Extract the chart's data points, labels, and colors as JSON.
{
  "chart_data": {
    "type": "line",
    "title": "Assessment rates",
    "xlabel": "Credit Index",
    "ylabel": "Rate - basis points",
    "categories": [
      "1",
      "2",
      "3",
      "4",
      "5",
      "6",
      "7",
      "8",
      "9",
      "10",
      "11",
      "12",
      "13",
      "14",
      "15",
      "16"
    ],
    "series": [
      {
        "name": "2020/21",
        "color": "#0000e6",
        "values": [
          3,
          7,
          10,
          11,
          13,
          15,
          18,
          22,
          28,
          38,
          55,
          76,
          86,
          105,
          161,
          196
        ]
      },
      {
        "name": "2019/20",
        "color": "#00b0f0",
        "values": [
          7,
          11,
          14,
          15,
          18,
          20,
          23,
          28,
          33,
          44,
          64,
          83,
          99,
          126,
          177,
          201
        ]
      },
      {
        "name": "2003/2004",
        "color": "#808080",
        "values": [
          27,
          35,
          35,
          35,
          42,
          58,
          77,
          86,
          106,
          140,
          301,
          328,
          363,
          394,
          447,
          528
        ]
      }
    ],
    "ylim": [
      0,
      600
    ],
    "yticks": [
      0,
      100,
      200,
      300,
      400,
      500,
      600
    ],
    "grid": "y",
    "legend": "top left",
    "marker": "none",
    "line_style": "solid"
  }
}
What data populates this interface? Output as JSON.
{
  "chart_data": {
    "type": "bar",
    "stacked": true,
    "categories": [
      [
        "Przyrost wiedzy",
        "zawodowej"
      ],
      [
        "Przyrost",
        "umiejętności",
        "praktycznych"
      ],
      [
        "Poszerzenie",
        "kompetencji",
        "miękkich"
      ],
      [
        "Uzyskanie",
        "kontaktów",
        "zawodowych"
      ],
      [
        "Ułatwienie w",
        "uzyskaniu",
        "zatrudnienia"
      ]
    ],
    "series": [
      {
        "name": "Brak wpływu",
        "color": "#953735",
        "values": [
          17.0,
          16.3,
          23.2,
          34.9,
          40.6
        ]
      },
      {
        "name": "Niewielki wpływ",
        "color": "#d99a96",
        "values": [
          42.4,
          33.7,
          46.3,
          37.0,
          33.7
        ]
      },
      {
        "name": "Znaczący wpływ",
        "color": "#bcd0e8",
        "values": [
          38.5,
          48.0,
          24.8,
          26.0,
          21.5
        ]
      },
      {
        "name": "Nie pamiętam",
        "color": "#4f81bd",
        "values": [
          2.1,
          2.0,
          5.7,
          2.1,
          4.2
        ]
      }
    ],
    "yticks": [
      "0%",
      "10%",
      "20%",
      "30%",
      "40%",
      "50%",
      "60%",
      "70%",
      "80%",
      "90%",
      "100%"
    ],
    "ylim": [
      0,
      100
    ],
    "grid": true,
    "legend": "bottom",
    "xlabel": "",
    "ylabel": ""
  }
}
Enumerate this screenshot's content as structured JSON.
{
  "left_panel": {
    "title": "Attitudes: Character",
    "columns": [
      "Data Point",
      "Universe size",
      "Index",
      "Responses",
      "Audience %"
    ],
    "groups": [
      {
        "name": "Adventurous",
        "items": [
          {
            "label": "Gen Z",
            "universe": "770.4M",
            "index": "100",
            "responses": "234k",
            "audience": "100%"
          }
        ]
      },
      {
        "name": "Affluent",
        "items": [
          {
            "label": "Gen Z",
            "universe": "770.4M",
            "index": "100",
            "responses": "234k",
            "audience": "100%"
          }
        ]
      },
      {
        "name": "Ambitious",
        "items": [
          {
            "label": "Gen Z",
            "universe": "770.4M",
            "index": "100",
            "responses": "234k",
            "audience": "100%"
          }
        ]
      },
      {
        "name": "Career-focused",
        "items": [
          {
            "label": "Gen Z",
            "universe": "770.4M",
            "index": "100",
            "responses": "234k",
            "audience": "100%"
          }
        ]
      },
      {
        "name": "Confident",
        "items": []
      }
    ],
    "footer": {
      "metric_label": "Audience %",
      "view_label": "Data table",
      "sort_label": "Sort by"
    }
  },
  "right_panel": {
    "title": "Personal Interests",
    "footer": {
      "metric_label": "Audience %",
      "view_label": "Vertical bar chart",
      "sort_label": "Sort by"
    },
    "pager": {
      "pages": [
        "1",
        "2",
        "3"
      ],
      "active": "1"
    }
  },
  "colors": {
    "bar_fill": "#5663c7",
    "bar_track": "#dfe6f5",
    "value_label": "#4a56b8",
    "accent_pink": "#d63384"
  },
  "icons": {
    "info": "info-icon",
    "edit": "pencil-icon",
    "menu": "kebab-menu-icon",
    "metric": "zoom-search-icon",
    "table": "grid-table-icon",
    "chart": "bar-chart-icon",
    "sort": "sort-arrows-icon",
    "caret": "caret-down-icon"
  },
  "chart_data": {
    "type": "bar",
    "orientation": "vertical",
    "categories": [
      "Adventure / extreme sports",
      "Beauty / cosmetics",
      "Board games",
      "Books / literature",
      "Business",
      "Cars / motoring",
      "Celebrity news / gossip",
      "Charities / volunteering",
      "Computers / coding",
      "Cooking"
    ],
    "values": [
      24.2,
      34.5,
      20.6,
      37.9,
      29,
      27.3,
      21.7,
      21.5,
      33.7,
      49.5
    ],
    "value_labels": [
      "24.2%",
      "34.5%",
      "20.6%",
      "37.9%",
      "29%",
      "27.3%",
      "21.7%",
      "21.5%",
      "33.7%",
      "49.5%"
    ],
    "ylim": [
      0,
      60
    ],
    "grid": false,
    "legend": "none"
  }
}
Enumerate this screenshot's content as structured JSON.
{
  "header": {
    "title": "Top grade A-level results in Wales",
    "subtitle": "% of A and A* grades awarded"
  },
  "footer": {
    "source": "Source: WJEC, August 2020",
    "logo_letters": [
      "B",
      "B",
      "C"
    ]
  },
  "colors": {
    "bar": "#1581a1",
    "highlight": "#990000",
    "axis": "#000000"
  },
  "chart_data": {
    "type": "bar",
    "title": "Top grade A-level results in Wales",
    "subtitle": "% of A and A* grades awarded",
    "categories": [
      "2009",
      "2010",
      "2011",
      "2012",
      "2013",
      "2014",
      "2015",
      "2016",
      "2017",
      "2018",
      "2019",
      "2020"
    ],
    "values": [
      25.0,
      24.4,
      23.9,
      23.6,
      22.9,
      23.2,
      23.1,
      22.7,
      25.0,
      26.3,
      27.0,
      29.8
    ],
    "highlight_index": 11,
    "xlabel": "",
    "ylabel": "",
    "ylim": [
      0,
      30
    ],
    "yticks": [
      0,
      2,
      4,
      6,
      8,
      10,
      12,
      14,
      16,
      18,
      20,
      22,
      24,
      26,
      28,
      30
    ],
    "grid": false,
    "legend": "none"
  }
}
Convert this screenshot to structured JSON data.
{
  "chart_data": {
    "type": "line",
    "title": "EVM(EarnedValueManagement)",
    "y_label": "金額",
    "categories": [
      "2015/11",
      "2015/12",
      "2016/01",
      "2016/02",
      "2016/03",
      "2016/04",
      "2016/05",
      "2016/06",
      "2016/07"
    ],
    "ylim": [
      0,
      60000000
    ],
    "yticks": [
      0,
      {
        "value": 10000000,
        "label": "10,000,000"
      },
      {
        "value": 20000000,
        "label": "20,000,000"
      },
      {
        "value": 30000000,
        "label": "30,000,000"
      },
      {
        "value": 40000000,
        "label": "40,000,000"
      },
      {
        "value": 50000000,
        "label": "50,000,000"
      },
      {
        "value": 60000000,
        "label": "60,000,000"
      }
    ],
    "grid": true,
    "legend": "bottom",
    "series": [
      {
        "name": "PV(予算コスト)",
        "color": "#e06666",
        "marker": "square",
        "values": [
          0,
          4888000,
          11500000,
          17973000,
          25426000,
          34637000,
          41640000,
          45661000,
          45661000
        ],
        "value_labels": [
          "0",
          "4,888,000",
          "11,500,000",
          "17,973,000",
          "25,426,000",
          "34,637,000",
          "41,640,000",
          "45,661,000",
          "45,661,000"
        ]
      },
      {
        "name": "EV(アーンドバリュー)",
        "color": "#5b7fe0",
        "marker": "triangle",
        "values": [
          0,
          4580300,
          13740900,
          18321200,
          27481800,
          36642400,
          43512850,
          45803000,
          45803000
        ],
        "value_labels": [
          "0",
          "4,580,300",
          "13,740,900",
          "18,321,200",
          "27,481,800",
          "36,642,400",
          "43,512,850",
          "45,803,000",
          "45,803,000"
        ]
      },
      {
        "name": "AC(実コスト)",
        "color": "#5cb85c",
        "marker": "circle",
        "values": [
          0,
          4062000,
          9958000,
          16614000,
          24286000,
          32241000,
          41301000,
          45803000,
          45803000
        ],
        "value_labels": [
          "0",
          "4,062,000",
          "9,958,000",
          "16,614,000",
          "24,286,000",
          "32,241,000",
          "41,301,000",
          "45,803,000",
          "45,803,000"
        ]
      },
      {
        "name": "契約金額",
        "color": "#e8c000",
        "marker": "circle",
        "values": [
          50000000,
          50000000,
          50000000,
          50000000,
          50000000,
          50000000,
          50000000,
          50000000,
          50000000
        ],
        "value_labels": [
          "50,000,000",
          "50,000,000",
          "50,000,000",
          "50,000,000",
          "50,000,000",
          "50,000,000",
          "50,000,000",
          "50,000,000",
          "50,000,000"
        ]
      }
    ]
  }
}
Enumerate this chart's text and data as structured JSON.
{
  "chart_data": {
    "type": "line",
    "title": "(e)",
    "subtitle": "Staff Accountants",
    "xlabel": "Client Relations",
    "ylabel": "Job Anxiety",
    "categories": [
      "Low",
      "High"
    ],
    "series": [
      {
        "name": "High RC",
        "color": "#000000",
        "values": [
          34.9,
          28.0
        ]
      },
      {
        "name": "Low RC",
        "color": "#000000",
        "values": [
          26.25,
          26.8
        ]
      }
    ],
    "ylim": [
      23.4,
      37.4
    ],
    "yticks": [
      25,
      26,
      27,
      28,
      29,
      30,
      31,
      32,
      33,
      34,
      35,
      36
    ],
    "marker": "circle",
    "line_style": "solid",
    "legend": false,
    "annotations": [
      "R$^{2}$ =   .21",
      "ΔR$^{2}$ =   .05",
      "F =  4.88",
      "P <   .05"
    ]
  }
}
·····
--- Exercise brief ---
Extract every line containing the string "points" from the data above.

--- Expected answer ---
Extract the chart's data points, labels, and colors as JSON.
    "ylabel": "Rate - basis points",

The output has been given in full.